## begin ENTRIES SUPPLIED

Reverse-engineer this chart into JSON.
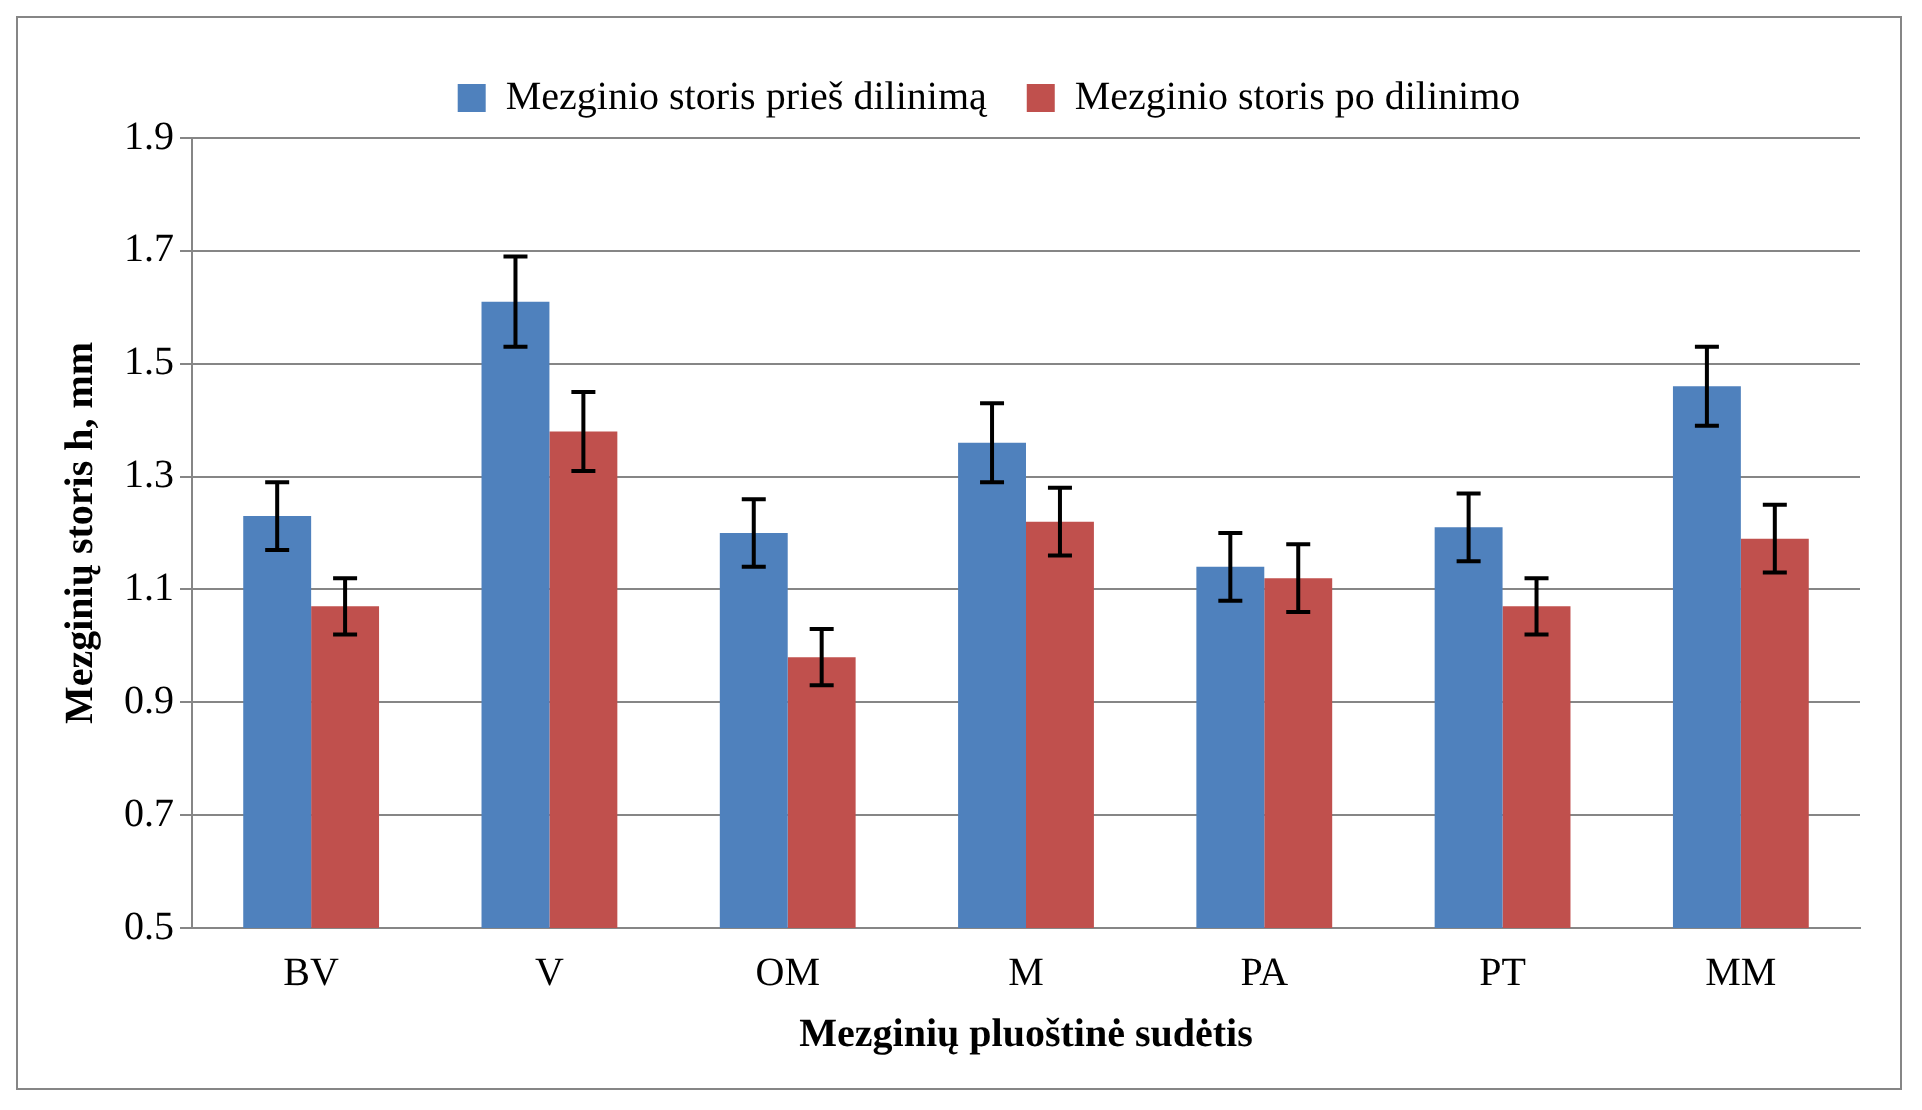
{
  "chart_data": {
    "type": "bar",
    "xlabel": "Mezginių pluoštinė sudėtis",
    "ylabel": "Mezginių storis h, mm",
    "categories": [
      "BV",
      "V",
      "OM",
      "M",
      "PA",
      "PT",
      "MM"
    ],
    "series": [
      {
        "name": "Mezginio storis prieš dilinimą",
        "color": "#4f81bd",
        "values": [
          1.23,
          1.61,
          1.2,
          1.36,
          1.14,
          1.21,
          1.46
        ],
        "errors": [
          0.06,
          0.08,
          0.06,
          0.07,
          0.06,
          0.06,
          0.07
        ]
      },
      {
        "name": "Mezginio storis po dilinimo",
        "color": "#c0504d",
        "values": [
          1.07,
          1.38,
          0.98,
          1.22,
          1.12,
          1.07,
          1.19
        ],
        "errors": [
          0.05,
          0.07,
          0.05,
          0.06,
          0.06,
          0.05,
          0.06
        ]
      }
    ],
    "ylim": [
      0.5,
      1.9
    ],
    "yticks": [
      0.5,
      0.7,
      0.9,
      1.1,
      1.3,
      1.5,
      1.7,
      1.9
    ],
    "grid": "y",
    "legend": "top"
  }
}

## end ENTRIES SUPPLIED

* _GIVEN TASK_: All of the data above should be quoted exactly, except for the pictures.

* _TASK RESULT_:
Reverse-engineer this chart into JSON.
{
  "chart_data": {
    "type": "bar",
    "xlabel": "Mezginių pluoštinė sudėtis",
    "ylabel": "Mezginių storis h, mm",
    "categories": [
      "BV",
      "V",
      "OM",
      "M",
      "PA",
      "PT",
      "MM"
    ],
    "series": [
      {
        "name": "Mezginio storis prieš dilinimą",
        "color": "#4f81bd",
        "values": [
          1.23,
          1.61,
          1.2,
          1.36,
          1.14,
          1.21,
          1.46
        ],
        "errors": [
          0.06,
          0.08,
          0.06,
          0.07,
          0.06,
          0.06,
          0.07
        ]
      },
      {
        "name": "Mezginio storis po dilinimo",
        "color": "#c0504d",
        "values": [
          1.07,
          1.38,
          0.98,
          1.22,
          1.12,
          1.07,
          1.19
        ],
        "errors": [
          0.05,
          0.07,
          0.05,
          0.06,
          0.06,
          0.05,
          0.06
        ]
      }
    ],
    "ylim": [
      0.5,
      1.9
    ],
    "yticks": [
      0.5,
      0.7,
      0.9,
      1.1,
      1.3,
      1.5,
      1.7,
      1.9
    ],
    "grid": "y",
    "legend": "top"
  }
}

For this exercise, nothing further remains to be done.